Task material
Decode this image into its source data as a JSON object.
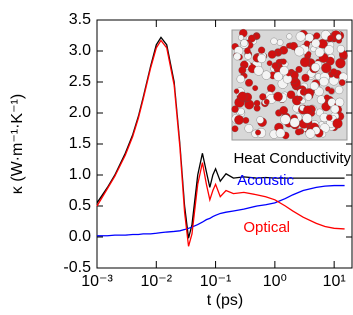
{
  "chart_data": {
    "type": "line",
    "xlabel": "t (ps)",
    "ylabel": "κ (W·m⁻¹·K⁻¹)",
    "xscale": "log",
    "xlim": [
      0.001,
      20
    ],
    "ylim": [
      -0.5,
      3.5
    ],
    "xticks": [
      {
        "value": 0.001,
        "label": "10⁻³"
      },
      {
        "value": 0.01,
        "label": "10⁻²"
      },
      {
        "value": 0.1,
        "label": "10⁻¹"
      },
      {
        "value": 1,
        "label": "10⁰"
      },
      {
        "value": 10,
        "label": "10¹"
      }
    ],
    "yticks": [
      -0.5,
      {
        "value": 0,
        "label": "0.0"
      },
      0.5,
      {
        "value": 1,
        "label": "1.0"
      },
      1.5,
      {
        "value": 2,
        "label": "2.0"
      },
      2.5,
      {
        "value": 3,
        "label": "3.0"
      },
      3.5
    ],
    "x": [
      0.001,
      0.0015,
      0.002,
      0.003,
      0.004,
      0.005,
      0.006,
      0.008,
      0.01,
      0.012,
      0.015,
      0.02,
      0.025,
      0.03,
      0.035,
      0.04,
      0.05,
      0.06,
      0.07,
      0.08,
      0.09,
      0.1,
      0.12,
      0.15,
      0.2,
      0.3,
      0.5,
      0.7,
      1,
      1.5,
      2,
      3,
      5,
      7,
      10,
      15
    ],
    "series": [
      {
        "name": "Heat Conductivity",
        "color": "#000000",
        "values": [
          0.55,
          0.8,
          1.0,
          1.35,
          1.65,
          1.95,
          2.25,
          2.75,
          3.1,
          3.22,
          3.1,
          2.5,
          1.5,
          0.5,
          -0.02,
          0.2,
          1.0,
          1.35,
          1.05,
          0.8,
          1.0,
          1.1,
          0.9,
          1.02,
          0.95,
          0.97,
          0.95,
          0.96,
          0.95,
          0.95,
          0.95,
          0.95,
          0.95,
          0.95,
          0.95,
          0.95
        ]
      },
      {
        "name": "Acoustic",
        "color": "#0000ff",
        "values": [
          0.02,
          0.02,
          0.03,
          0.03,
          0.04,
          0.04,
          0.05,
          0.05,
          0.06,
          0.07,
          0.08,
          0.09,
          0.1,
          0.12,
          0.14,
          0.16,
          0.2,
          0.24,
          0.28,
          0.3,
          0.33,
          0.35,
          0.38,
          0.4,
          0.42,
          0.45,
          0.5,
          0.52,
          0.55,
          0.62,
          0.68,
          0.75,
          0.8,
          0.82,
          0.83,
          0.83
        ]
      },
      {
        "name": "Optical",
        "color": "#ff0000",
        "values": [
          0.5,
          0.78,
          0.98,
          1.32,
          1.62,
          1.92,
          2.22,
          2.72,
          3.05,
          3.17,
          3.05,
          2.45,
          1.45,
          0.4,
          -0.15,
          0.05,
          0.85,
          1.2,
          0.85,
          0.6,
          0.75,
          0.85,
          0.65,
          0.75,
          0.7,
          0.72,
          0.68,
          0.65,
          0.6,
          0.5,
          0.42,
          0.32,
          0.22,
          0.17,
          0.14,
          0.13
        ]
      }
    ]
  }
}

* * *

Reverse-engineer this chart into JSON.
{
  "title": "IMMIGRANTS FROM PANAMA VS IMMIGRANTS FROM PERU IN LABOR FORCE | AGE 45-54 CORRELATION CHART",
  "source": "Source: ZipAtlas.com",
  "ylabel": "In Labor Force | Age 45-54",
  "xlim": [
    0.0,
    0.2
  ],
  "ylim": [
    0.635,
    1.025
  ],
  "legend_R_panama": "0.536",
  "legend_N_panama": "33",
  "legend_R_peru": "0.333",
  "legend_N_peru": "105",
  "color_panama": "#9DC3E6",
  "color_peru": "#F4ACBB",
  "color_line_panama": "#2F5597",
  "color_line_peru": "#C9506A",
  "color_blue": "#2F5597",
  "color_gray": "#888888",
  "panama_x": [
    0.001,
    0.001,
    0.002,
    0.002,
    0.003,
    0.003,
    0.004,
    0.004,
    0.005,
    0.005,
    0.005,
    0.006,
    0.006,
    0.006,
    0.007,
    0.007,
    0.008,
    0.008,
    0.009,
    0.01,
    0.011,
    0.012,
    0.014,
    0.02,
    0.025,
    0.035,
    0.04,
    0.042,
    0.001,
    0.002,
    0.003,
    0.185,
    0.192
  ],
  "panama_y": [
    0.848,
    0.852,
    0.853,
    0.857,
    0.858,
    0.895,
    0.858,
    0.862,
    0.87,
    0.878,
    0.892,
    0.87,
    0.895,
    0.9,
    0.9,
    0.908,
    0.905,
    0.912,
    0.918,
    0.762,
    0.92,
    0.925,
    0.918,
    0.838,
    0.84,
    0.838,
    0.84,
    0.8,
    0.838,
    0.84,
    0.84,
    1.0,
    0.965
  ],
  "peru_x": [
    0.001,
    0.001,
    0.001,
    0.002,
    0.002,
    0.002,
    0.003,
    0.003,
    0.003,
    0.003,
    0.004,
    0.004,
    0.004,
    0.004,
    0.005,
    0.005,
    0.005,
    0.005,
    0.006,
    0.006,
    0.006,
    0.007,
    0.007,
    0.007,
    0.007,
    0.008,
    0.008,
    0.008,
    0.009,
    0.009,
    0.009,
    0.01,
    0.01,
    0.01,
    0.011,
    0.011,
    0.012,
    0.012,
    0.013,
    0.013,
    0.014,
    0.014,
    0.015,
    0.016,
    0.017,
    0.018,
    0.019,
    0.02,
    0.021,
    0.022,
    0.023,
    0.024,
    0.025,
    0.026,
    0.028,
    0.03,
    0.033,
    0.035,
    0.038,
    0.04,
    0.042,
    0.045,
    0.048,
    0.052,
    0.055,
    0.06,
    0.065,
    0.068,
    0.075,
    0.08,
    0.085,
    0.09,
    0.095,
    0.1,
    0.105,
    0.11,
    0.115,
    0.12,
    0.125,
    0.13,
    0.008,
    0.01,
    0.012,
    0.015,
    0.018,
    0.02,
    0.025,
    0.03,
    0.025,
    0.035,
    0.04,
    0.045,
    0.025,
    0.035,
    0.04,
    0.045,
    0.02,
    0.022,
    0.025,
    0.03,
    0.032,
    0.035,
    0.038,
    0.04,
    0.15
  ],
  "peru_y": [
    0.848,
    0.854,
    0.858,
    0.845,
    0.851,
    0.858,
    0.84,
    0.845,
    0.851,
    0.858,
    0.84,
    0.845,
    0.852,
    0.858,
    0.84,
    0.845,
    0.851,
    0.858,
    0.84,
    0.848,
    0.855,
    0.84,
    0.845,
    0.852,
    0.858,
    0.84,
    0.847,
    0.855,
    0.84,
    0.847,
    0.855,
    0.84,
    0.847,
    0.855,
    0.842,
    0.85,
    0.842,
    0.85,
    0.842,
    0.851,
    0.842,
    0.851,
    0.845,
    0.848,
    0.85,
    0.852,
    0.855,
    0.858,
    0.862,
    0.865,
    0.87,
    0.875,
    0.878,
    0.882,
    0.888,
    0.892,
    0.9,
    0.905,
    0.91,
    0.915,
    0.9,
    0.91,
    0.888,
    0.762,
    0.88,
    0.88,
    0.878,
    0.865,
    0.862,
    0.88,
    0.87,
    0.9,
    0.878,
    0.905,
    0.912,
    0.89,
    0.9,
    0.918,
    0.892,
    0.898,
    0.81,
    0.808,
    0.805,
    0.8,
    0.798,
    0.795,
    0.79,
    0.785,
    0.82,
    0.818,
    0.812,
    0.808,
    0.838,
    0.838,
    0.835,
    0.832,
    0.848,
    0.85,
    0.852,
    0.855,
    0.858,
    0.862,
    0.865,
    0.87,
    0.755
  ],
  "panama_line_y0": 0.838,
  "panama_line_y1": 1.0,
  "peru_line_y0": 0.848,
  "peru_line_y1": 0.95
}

What the task asks
Copy out each line of the records where the string "this" appears.

Problem solution
Decode this image into its source data as a JSON object.
Reverse-engineer this chart into JSON.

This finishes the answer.